WHAT THE TASK ASKS - Show every line in the entries below where the word "chat" appears.
──────── MATERIAL PROVIDED ────────
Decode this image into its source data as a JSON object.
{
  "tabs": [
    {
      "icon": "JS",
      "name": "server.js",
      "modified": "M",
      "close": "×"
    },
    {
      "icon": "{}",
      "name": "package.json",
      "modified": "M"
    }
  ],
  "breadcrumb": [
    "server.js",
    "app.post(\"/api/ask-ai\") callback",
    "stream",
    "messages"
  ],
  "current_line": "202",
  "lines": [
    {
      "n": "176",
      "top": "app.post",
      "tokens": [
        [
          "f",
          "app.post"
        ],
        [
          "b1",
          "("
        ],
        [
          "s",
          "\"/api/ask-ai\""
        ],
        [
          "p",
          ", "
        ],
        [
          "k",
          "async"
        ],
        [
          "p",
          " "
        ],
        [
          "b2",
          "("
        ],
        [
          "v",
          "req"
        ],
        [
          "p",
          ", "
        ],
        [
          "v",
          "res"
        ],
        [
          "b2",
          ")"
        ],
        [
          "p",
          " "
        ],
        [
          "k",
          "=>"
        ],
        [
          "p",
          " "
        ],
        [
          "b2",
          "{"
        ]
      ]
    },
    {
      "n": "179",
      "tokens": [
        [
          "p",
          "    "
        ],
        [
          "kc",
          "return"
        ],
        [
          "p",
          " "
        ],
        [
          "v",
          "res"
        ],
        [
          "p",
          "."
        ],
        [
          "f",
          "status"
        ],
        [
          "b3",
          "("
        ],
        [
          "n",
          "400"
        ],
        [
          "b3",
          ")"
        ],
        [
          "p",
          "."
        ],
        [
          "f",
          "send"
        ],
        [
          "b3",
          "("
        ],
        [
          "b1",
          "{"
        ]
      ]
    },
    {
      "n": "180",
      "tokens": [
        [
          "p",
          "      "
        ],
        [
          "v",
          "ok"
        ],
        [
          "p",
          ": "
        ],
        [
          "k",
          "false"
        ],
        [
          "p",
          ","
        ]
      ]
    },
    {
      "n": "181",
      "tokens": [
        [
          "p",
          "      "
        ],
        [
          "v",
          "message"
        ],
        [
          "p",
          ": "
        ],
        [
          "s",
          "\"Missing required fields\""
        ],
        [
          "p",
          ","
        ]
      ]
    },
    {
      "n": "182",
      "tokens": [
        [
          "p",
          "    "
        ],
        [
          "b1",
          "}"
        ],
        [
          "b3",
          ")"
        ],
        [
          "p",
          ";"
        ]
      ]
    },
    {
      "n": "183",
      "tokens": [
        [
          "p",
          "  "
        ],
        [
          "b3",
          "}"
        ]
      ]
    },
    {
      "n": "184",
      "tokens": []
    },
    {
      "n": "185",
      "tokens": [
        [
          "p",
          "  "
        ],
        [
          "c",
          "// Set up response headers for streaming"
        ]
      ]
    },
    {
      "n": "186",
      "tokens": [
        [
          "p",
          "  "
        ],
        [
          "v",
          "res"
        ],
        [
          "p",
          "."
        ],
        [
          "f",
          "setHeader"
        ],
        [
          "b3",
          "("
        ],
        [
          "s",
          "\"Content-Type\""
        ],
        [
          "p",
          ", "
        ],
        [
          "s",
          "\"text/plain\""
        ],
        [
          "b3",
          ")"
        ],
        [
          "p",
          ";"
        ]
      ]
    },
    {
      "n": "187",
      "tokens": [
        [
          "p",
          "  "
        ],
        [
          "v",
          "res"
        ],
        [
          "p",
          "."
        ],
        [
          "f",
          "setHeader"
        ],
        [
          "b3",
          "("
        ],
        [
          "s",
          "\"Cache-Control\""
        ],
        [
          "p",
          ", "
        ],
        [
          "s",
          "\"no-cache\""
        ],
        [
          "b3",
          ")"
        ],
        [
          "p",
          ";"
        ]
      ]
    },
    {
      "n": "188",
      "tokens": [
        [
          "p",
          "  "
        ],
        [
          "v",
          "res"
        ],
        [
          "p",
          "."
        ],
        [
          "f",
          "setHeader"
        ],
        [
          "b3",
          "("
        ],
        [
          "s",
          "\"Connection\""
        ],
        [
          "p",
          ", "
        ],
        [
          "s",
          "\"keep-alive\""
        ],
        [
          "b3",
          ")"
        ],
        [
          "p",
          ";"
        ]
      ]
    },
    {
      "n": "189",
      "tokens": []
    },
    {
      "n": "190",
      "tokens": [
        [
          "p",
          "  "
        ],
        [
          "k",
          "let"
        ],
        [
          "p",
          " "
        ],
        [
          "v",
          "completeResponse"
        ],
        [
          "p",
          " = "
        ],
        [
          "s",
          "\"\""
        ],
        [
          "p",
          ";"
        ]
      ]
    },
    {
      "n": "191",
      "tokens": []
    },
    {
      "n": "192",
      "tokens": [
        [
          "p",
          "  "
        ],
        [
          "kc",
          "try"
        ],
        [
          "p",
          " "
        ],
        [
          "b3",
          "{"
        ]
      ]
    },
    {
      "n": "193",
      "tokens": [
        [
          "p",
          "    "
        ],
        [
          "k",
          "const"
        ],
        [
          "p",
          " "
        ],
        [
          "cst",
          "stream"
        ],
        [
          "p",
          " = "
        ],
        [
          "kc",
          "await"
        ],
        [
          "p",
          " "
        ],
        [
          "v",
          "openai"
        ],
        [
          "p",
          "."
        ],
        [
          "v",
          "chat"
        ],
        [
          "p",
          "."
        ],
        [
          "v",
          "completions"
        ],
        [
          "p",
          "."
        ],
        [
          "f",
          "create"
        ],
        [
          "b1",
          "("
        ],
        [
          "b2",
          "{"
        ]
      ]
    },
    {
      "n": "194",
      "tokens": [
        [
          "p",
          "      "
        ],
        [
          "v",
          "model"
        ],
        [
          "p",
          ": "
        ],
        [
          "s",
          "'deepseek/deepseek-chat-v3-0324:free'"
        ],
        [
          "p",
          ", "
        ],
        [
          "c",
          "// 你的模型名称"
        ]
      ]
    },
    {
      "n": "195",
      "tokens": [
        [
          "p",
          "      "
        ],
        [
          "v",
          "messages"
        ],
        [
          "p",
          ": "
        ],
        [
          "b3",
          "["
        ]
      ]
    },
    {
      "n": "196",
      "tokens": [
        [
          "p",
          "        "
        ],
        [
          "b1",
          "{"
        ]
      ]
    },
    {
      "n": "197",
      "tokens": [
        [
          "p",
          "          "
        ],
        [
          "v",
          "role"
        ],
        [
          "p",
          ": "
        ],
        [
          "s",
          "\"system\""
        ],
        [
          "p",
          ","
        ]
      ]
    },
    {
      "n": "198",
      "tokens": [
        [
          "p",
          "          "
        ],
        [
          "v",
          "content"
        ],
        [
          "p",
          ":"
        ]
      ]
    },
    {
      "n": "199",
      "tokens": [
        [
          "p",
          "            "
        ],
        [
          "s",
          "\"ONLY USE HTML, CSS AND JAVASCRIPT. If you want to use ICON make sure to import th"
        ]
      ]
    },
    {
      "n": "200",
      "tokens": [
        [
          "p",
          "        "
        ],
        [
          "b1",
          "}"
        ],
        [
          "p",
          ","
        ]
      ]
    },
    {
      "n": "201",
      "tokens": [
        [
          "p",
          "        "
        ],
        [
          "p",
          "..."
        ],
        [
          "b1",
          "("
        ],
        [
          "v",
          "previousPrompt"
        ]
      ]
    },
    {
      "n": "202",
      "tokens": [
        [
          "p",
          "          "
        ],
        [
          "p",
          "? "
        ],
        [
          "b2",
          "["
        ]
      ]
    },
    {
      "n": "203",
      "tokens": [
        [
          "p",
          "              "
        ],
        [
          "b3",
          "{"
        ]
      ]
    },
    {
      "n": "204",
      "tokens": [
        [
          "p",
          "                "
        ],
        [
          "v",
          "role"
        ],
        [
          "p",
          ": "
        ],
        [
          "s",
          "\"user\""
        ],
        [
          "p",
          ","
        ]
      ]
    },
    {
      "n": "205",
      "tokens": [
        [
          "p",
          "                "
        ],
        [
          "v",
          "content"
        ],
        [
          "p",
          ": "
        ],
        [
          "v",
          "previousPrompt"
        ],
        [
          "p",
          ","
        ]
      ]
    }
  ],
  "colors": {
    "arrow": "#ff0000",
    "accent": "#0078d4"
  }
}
────────
WRITTEN SOLUTION -
          "chat"
          "'deepseek/deepseek-chat-v3-0324:free'"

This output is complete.